═════ Material shown ═════
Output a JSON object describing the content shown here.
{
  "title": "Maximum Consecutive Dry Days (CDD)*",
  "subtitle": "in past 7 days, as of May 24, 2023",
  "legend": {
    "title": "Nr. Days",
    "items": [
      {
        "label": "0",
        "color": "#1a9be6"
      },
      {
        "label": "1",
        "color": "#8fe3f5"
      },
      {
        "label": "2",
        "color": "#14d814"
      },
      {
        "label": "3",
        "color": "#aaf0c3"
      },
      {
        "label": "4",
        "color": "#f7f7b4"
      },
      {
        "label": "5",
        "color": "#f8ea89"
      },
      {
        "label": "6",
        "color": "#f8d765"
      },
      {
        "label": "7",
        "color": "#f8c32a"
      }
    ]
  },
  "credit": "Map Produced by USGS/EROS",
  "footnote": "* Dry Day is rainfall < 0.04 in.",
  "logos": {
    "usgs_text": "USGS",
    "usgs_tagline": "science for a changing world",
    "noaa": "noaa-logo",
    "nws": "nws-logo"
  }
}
═════
═════ Material shown ═════
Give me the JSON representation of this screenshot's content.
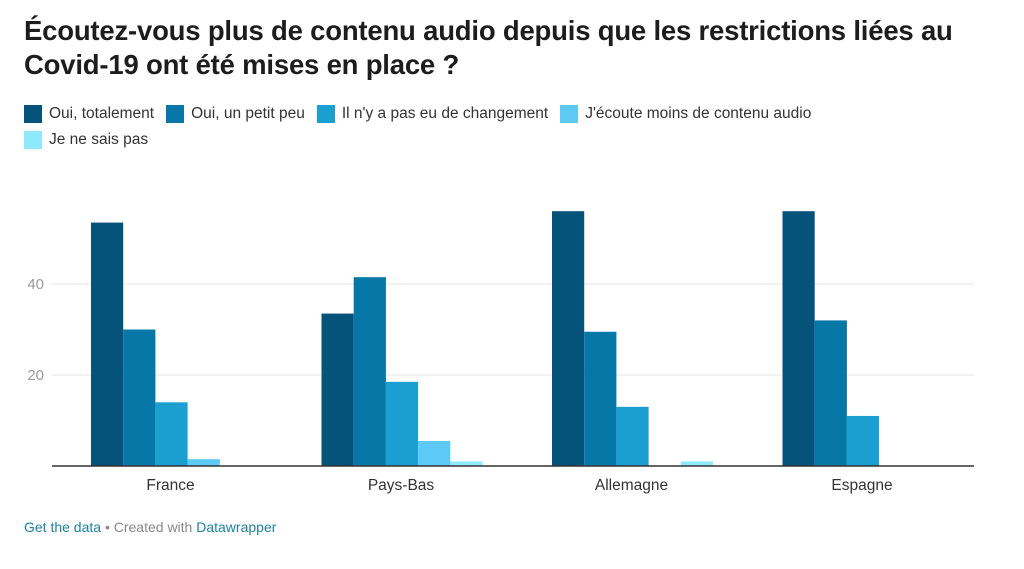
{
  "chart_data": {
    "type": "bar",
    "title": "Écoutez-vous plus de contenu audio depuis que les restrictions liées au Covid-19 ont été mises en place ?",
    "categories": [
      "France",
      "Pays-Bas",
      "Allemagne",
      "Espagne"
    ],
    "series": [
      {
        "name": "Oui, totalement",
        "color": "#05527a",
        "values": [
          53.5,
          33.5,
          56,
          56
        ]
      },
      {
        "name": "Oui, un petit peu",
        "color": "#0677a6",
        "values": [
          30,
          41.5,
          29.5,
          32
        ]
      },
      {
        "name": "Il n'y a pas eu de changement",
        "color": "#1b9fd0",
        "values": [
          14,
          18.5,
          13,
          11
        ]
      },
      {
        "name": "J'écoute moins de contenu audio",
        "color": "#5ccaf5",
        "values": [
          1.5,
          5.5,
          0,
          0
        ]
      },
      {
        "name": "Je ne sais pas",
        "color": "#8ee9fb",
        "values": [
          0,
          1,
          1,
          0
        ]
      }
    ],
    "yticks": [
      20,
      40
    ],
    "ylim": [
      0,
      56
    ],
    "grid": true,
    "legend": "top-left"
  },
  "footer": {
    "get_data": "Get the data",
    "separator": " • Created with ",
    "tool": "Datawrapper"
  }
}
═════
═════ Material shown ═════
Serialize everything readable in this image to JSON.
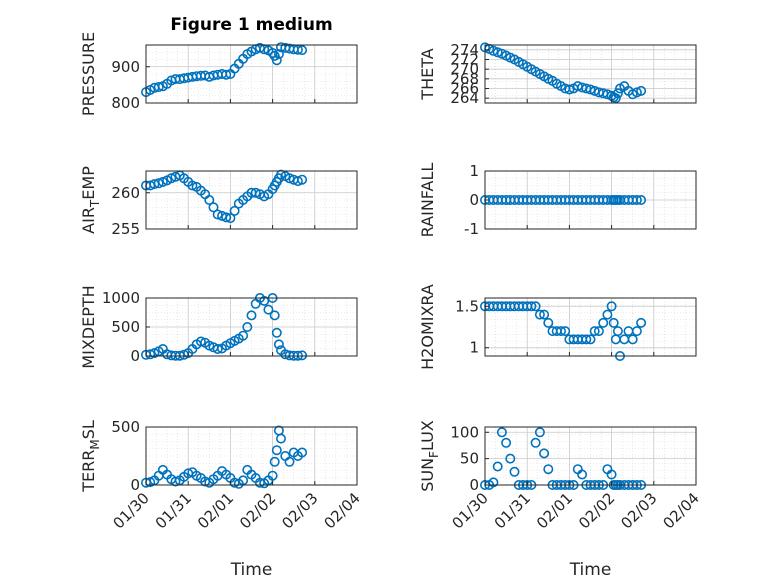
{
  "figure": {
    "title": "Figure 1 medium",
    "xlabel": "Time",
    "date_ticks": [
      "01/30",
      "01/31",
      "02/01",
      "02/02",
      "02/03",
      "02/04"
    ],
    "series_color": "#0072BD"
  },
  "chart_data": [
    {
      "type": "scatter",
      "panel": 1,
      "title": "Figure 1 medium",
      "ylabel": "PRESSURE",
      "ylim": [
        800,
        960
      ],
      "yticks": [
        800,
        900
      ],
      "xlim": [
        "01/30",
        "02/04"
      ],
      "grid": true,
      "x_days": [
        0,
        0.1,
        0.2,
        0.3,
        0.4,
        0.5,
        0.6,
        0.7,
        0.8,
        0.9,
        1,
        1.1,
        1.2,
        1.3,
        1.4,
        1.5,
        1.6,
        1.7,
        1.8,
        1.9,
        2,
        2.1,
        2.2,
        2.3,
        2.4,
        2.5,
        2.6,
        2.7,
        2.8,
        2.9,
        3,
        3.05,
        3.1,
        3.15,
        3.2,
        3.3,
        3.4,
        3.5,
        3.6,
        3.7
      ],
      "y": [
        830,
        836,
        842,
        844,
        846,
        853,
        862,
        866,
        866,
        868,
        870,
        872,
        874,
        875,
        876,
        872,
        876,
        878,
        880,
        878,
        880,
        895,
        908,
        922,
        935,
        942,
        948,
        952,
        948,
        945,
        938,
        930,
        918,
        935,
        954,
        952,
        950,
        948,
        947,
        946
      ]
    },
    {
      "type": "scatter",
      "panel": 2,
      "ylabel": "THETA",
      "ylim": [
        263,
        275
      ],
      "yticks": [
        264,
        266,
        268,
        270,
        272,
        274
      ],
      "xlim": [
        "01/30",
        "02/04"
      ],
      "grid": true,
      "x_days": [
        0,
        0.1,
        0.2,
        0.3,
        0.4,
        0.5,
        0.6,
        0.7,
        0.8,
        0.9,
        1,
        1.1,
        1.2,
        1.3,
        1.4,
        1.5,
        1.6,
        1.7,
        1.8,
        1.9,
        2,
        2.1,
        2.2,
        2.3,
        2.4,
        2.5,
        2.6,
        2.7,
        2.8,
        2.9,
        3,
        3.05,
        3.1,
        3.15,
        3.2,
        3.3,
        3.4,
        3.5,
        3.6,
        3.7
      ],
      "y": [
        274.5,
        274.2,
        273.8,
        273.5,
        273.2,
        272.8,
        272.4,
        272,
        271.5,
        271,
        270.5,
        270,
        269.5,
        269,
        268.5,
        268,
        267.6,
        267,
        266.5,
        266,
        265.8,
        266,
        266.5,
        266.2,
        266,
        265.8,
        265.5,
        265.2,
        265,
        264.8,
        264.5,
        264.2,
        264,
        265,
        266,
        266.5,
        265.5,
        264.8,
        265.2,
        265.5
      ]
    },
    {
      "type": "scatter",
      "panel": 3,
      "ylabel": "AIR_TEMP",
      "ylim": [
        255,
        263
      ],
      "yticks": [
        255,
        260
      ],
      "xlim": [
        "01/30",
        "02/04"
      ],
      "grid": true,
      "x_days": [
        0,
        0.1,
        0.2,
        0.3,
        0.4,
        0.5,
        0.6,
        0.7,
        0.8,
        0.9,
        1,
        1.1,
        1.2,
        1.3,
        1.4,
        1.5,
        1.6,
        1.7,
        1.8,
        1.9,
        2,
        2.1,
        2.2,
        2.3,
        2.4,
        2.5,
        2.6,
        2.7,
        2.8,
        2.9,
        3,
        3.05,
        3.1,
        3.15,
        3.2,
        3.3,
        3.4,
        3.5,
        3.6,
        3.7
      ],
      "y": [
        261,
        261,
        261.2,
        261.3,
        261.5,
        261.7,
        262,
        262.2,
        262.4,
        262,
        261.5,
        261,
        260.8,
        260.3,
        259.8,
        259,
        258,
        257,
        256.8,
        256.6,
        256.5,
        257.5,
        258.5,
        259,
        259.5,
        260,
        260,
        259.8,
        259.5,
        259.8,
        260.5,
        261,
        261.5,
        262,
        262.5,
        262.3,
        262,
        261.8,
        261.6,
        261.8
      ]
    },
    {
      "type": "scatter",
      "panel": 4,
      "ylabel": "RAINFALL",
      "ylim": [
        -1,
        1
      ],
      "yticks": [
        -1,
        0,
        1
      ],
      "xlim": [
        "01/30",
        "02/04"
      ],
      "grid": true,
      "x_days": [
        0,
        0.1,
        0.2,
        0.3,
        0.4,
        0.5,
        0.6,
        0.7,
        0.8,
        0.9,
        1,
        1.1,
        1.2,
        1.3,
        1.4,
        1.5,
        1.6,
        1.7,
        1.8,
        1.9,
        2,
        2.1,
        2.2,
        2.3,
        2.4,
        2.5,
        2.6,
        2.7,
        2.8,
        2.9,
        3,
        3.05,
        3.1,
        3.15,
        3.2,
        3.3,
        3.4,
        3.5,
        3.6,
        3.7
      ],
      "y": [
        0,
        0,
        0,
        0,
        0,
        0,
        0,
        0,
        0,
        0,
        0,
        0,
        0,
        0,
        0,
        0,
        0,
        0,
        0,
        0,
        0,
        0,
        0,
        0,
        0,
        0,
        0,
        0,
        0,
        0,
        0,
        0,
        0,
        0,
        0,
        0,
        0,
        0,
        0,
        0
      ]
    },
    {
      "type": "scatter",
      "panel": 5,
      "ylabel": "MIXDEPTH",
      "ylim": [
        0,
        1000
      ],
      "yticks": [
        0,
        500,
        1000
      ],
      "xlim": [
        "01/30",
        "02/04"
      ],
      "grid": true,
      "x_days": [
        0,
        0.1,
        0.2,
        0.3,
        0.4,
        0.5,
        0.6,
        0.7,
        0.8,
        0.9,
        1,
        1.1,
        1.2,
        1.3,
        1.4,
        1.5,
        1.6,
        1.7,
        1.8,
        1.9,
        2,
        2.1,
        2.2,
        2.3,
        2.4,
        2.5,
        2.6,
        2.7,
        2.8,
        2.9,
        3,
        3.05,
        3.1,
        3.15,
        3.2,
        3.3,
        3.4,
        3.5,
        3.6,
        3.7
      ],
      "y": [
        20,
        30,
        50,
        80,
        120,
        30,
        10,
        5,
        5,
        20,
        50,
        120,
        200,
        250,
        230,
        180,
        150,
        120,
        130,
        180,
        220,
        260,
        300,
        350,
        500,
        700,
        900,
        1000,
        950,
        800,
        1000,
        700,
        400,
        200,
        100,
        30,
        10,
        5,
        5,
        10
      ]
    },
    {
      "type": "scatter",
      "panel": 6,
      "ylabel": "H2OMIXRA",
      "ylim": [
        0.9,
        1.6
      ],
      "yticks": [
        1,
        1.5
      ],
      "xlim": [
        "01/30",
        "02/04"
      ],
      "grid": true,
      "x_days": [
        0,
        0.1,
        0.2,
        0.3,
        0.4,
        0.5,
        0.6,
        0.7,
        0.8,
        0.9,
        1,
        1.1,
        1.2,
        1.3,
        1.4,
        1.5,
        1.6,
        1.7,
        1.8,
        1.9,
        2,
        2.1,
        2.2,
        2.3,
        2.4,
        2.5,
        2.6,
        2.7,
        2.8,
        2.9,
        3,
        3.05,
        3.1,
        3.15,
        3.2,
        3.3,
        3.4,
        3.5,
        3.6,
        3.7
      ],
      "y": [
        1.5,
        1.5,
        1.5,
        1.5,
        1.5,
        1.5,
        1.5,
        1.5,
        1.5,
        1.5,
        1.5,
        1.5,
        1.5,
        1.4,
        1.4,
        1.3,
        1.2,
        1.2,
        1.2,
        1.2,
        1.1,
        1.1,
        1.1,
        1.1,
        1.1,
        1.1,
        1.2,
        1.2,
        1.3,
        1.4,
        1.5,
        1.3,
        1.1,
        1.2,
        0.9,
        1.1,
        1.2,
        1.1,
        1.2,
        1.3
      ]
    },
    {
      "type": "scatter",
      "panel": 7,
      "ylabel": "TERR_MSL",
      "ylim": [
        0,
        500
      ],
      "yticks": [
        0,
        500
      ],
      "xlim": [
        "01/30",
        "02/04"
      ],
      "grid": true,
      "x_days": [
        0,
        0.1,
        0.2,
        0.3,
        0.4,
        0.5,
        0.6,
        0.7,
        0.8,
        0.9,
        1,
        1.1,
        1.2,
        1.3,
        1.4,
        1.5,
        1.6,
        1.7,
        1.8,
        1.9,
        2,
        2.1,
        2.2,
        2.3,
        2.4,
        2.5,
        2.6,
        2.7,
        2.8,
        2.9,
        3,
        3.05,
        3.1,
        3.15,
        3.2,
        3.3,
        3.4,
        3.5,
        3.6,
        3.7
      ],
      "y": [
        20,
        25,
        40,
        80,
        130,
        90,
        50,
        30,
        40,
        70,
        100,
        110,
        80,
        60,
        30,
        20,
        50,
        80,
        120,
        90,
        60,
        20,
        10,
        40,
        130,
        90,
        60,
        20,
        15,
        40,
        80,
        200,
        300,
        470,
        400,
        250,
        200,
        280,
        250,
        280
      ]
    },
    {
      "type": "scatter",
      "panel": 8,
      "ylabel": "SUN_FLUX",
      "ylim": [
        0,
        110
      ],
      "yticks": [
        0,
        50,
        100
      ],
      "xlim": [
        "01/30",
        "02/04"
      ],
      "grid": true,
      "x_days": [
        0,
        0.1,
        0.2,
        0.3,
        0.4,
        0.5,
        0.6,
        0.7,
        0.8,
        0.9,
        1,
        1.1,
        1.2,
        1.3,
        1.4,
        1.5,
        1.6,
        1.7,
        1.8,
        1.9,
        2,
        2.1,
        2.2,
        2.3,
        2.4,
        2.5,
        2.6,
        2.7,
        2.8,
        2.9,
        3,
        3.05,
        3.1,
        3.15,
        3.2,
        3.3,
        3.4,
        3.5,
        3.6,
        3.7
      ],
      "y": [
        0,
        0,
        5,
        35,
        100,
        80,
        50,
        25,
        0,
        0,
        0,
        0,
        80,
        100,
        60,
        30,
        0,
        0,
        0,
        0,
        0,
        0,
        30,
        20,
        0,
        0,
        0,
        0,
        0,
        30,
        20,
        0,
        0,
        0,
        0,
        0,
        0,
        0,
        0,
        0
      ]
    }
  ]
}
═════
• _Written instruction_: Copy every line of the listing that contains the word "JSON".

• _Exercise output_:
Output a JSON object describing the content shown here.
Give me the JSON representation of this screenshot's content.
Serialize everything readable in this image to JSON.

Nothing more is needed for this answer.